— start EXTRACTED MATERIAL —

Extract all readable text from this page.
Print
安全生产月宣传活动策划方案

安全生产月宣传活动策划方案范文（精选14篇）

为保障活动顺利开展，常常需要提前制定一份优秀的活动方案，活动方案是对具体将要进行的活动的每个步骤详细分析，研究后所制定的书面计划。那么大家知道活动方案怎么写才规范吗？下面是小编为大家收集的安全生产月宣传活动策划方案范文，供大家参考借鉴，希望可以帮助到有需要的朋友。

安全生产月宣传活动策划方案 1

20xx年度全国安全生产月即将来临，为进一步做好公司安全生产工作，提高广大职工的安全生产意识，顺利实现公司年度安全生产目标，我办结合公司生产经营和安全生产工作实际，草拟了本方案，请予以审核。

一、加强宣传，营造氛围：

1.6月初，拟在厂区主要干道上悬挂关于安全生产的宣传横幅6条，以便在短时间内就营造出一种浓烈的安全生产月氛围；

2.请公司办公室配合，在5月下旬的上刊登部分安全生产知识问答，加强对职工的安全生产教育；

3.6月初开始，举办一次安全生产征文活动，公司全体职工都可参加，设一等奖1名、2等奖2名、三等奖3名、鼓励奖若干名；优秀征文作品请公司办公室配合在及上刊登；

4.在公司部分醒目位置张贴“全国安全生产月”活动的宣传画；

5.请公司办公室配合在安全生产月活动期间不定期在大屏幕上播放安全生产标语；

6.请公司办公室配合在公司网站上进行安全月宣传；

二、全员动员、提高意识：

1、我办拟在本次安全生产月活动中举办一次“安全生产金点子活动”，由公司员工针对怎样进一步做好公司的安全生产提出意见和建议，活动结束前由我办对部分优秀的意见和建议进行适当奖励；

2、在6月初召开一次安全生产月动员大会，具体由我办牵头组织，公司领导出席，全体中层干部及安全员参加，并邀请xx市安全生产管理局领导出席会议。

— end EXTRACTED MATERIAL —

TASK DIRECTIONS:
Each line in the material above must be retyped without alteration.

FINISHED EXERCISE:
Extract all readable text from this page.
Print
安全生产月宣传活动策划方案

安全生产月宣传活动策划方案范文（精选14篇）

为保障活动顺利开展，常常需要提前制定一份优秀的活动方案，活动方案是对具体将要进行的活动的每个步骤详细分析，研究后所制定的书面计划。那么大家知道活动方案怎么写才规范吗？下面是小编为大家收集的安全生产月宣传活动策划方案范文，供大家参考借鉴，希望可以帮助到有需要的朋友。

安全生产月宣传活动策划方案 1

20xx年度全国安全生产月即将来临，为进一步做好公司安全生产工作，提高广大职工的安全生产意识，顺利实现公司年度安全生产目标，我办结合公司生产经营和安全生产工作实际，草拟了本方案，请予以审核。

一、加强宣传，营造氛围：

1.6月初，拟在厂区主要干道上悬挂关于安全生产的宣传横幅6条，以便在短时间内就营造出一种浓烈的安全生产月氛围；

2.请公司办公室配合，在5月下旬的上刊登部分安全生产知识问答，加强对职工的安全生产教育；

3.6月初开始，举办一次安全生产征文活动，公司全体职工都可参加，设一等奖1名、2等奖2名、三等奖3名、鼓励奖若干名；优秀征文作品请公司办公室配合在及上刊登；

4.在公司部分醒目位置张贴“全国安全生产月”活动的宣传画；

5.请公司办公室配合在安全生产月活动期间不定期在大屏幕上播放安全生产标语；

6.请公司办公室配合在公司网站上进行安全月宣传；

二、全员动员、提高意识：

1、我办拟在本次安全生产月活动中举办一次“安全生产金点子活动”，由公司员工针对怎样进一步做好公司的安全生产提出意见和建议，活动结束前由我办对部分优秀的意见和建议进行适当奖励；

2、在6月初召开一次安全生产月动员大会，具体由我办牵头组织，公司领导出席，全体中层干部及安全员参加，并邀请xx市安全生产管理局领导出席会议。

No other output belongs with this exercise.